— Exercise requirements —
Go through the lines below and copy each one that holds the string "intra".

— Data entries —
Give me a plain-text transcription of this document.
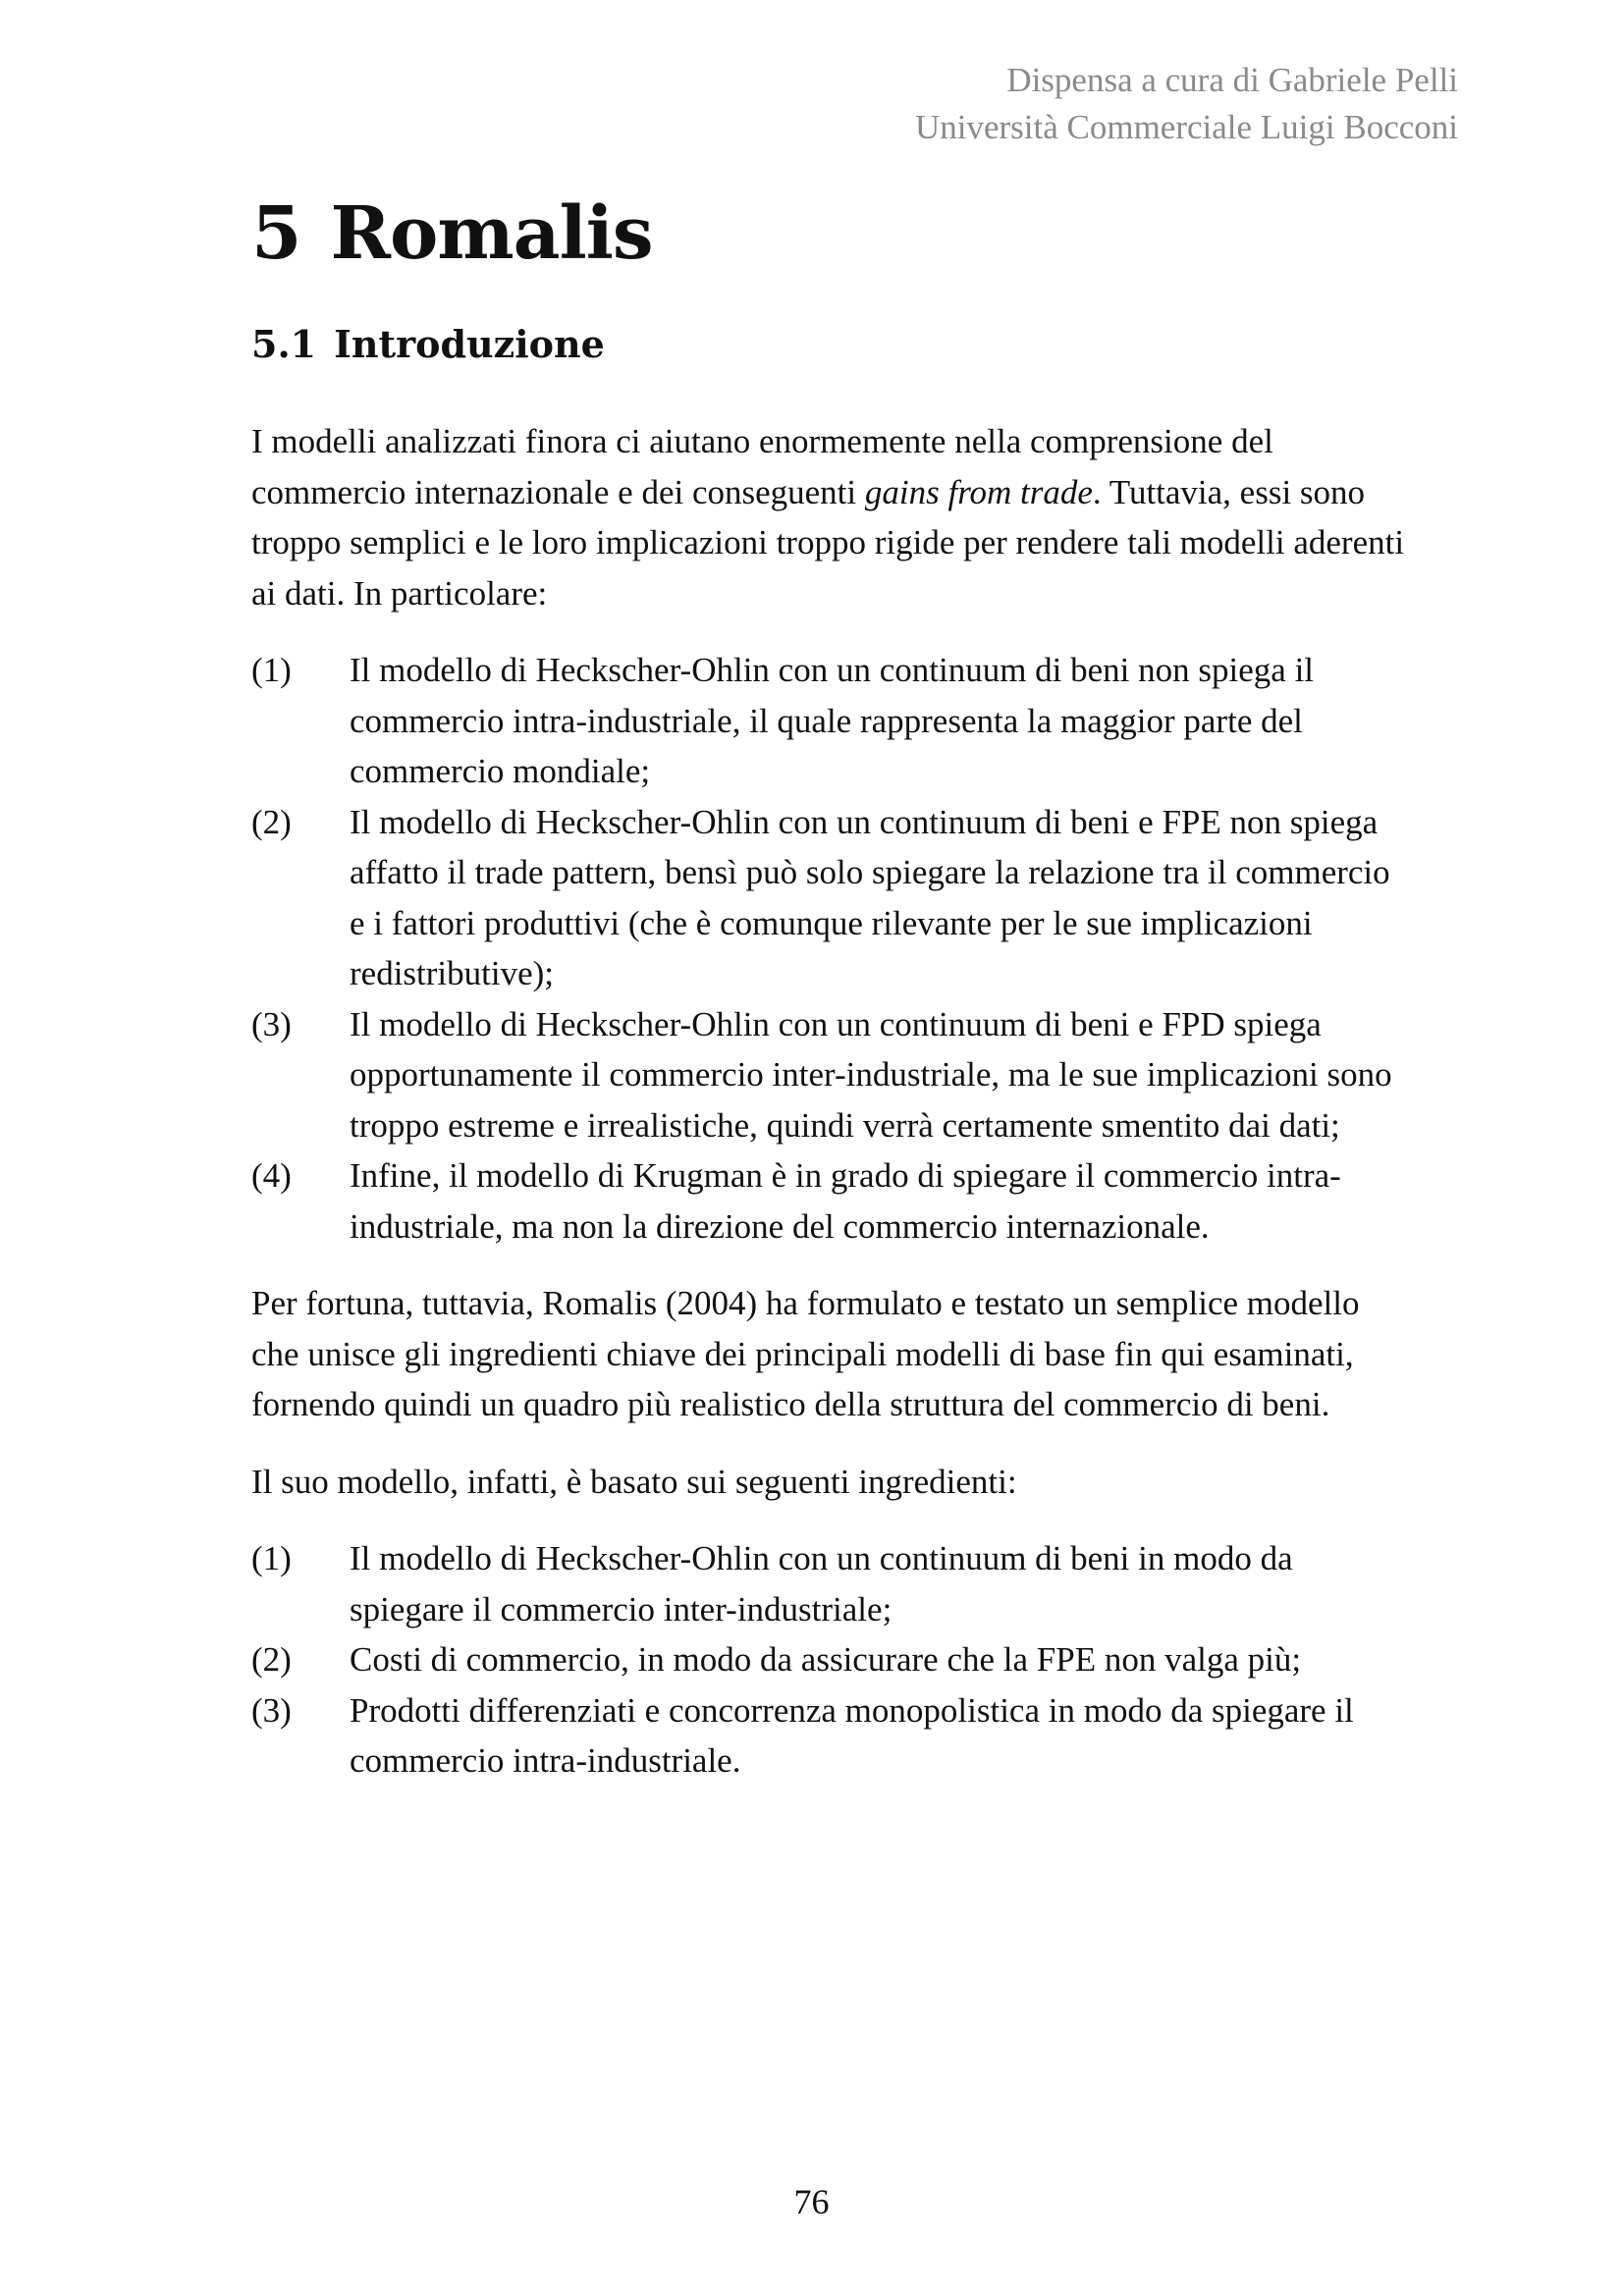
Dispensa a cura di Gabriele Pelli
Università Commerciale Luigi Bocconi
5 Romalis
5.1 Introduzione

I modelli analizzati finora ci aiutano enormemente nella comprensione del commercio internazionale e dei conseguenti gains from trade. Tuttavia, essi sono troppo semplici e le loro implicazioni troppo rigide per rendere tali modelli aderenti ai dati. In particolare:

(1) Il modello di Heckscher-Ohlin con un continuum di beni non spiega il commercio intra-industriale, il quale rappresenta la maggior parte del commercio mondiale;
(2) Il modello di Heckscher-Ohlin con un continuum di beni e FPE non spiega affatto il trade pattern, bensì può solo spiegare la relazione tra il commercio e i fattori produttivi (che è comunque rilevante per le sue implicazioni redistributive);
(3) Il modello di Heckscher-Ohlin con un continuum di beni e FPD spiega opportunamente il commercio inter-industriale, ma le sue implicazioni sono troppo estreme e irrealistiche, quindi verrà certamente smentito dai dati;
(4) Infine, il modello di Krugman è in grado di spiegare il commercio intra-industriale, ma non la direzione del commercio internazionale.

Per fortuna, tuttavia, Romalis (2004) ha formulato e testato un semplice modello che unisce gli ingredienti chiave dei principali modelli di base fin qui esaminati, fornendo quindi un quadro più realistico della struttura del commercio di beni.

Il suo modello, infatti, è basato sui seguenti ingredienti:

(1) Il modello di Heckscher-Ohlin con un continuum di beni in modo da spiegare il commercio inter-industriale;
(2) Costi di commercio, in modo da assicurare che la FPE non valga più;
(3) Prodotti differenziati e concorrenza monopolistica in modo da spiegare il commercio intra-industriale.
76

— Correct response —
(1) Il modello di Heckscher-Ohlin con un continuum di beni non spiega il commercio intra-industriale, il quale rappresenta la maggior parte del commercio mondiale;
(4) Infine, il modello di Krugman è in grado di spiegare il commercio intra-industriale, ma non la direzione del commercio internazionale.
(3) Prodotti differenziati e concorrenza monopolistica in modo da spiegare il commercio intra-industriale.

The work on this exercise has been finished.